((

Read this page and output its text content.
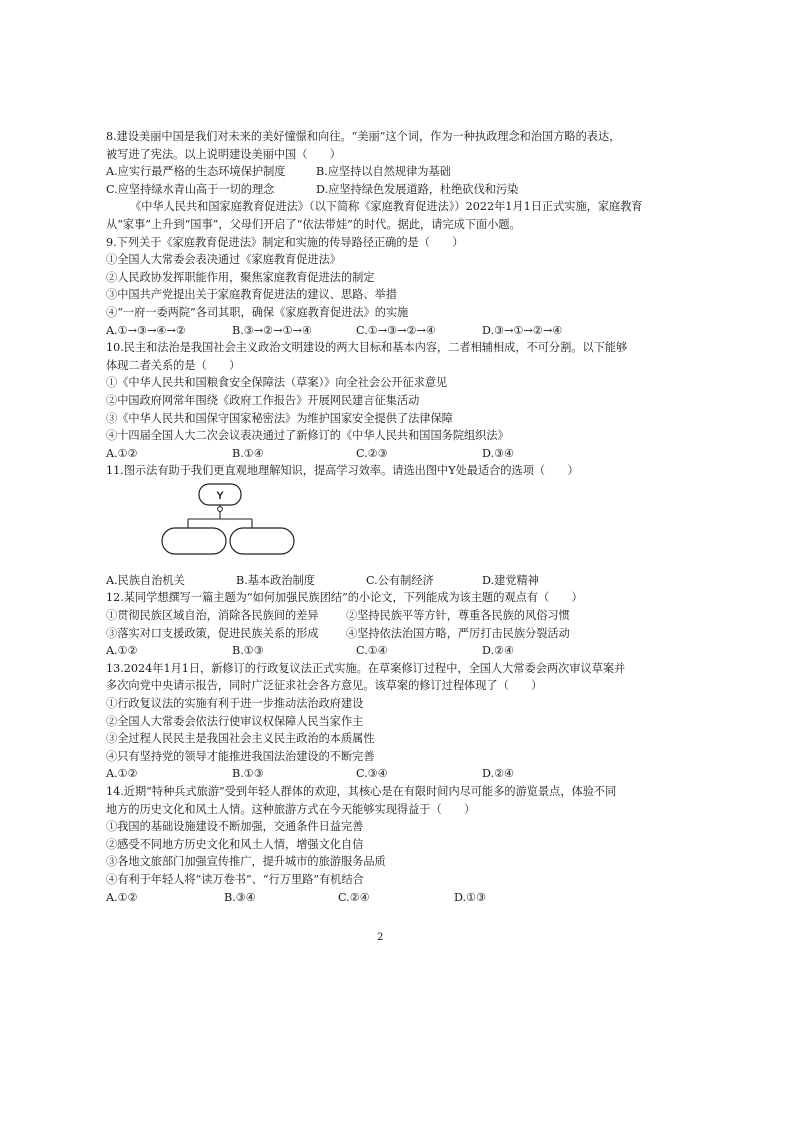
8.建设美丽中国是我们对未来的美好憧憬和向往。“美丽”这个词，作为一种执政理念和治国方略的表达，
被写进了宪法。以上说明建设美丽中国（　　）
A.应实行最严格的生态环境保护制度	B.应坚持以自然规律为基础
C.应坚持绿水青山高于一切的理念	D.应坚持绿色发展道路，杜绝砍伐和污染
《中华人民共和国家庭教育促进法》（以下简称《家庭教育促进法》）2022年1月1日正式实施，家庭教育从“家事”上升到“国事”，父母们开启了“依法带娃”的时代。据此，请完成下面小题。
9.下列关于《家庭教育促进法》制定和实施的传导路径正确的是（　　）
①全国人大常委会表决通过《家庭教育促进法》
②人民政协发挥职能作用，聚焦家庭教育促进法的制定
③中国共产党提出关于家庭教育促进法的建议、思路、举措
④“一府一委两院”各司其职，确保《家庭教育促进法》的实施
A.①→③→④→②	B.③→②→①→④	C.①→③→②→④	D.③→①→②→④
10.民主和法治是我国社会主义政治文明建设的两大目标和基本内容，二者相辅相成，不可分割。以下能够
体现二者关系的是（　　）
①《中华人民共和国粮食安全保障法（草案）》向全社会公开征求意见
②中国政府网常年围绕《政府工作报告》开展网民建言征集活动
③《中华人民共和国保守国家秘密法》为维护国家安全提供了法律保障
④十四届全国人大二次会议表决通过了新修订的《中华人民共和国国务院组织法》
A.①②	B.①④	C.②③	D.③④
11.图示法有助于我们更直观地理解知识，提高学习效率。请选出图中Y处最适合的选项（　　）
Y
A.民族自治机关	B.基本政治制度	C.公有制经济	D.建党精神
12.某同学想撰写一篇主题为“如何加强民族团结”的小论文，下列能成为该主题的观点有（　　）
①贯彻民族区域自治，消除各民族间的差异	②坚持民族平等方针，尊重各民族的风俗习惯
③落实对口支援政策，促进民族关系的形成	④坚持依法治国方略，严厉打击民族分裂活动
A.①②	B.①③	C.①④	D.②④
13.2024年1月1日，新修订的行政复议法正式实施。在草案修订过程中，全国人大常委会两次审议草案并
多次向党中央请示报告，同时广泛征求社会各方意见。该草案的修订过程体现了（　　）
①行政复议法的实施有利于进一步推动法治政府建设
②全国人大常委会依法行使审议权保障人民当家作主
③全过程人民民主是我国社会主义民主政治的本质属性
④只有坚持党的领导才能推进我国法治建设的不断完善
A.①②	B.①③	C.③④	D.②④
14.近期“特种兵式旅游”受到年轻人群体的欢迎，其核心是在有限时间内尽可能多的游览景点，体验不同
地方的历史文化和风土人情。这种旅游方式在今天能够实现得益于（　　）
①我国的基础设施建设不断加强，交通条件日益完善
②感受不同地方历史文化和风土人情，增强文化自信
③各地文旅部门加强宣传推广，提升城市的旅游服务品质
④有利于年轻人将“读万卷书”、“行万里路”有机结合
A.①②	B.③④	C.②④	D.①③
2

))

- **Aim of the exercise**:
Reproduce all of the material exactly, apart from the pictures.

- **Exercise output**:
Read this page and output its text content.
8.建设美丽中国是我们对未来的美好憧憬和向往。“美丽”这个词，作为一种执政理念和治国方略的表达，
被写进了宪法。以上说明建设美丽中国（　　）
A.应实行最严格的生态环境保护制度	B.应坚持以自然规律为基础
C.应坚持绿水青山高于一切的理念	D.应坚持绿色发展道路，杜绝砍伐和污染
《中华人民共和国家庭教育促进法》（以下简称《家庭教育促进法》）2022年1月1日正式实施，家庭教育从“家事”上升到“国事”，父母们开启了“依法带娃”的时代。据此，请完成下面小题。
9.下列关于《家庭教育促进法》制定和实施的传导路径正确的是（　　）
①全国人大常委会表决通过《家庭教育促进法》
②人民政协发挥职能作用，聚焦家庭教育促进法的制定
③中国共产党提出关于家庭教育促进法的建议、思路、举措
④“一府一委两院”各司其职，确保《家庭教育促进法》的实施
A.①→③→④→②	B.③→②→①→④	C.①→③→②→④	D.③→①→②→④
10.民主和法治是我国社会主义政治文明建设的两大目标和基本内容，二者相辅相成，不可分割。以下能够
体现二者关系的是（　　）
①《中华人民共和国粮食安全保障法（草案）》向全社会公开征求意见
②中国政府网常年围绕《政府工作报告》开展网民建言征集活动
③《中华人民共和国保守国家秘密法》为维护国家安全提供了法律保障
④十四届全国人大二次会议表决通过了新修订的《中华人民共和国国务院组织法》
A.①②	B.①④	C.②③	D.③④
11.图示法有助于我们更直观地理解知识，提高学习效率。请选出图中Y处最适合的选项（　　）
Y
A.民族自治机关	B.基本政治制度	C.公有制经济	D.建党精神
12.某同学想撰写一篇主题为“如何加强民族团结”的小论文，下列能成为该主题的观点有（　　）
①贯彻民族区域自治，消除各民族间的差异	②坚持民族平等方针，尊重各民族的风俗习惯
③落实对口支援政策，促进民族关系的形成	④坚持依法治国方略，严厉打击民族分裂活动
A.①②	B.①③	C.①④	D.②④
13.2024年1月1日，新修订的行政复议法正式实施。在草案修订过程中，全国人大常委会两次审议草案并
多次向党中央请示报告，同时广泛征求社会各方意见。该草案的修订过程体现了（　　）
①行政复议法的实施有利于进一步推动法治政府建设
②全国人大常委会依法行使审议权保障人民当家作主
③全过程人民民主是我国社会主义民主政治的本质属性
④只有坚持党的领导才能推进我国法治建设的不断完善
A.①②	B.①③	C.③④	D.②④
14.近期“特种兵式旅游”受到年轻人群体的欢迎，其核心是在有限时间内尽可能多的游览景点，体验不同
地方的历史文化和风土人情。这种旅游方式在今天能够实现得益于（　　）
①我国的基础设施建设不断加强，交通条件日益完善
②感受不同地方历史文化和风土人情，增强文化自信
③各地文旅部门加强宣传推广，提升城市的旅游服务品质
④有利于年轻人将“读万卷书”、“行万里路”有机结合
A.①②	B.③④	C.②④	D.①③
2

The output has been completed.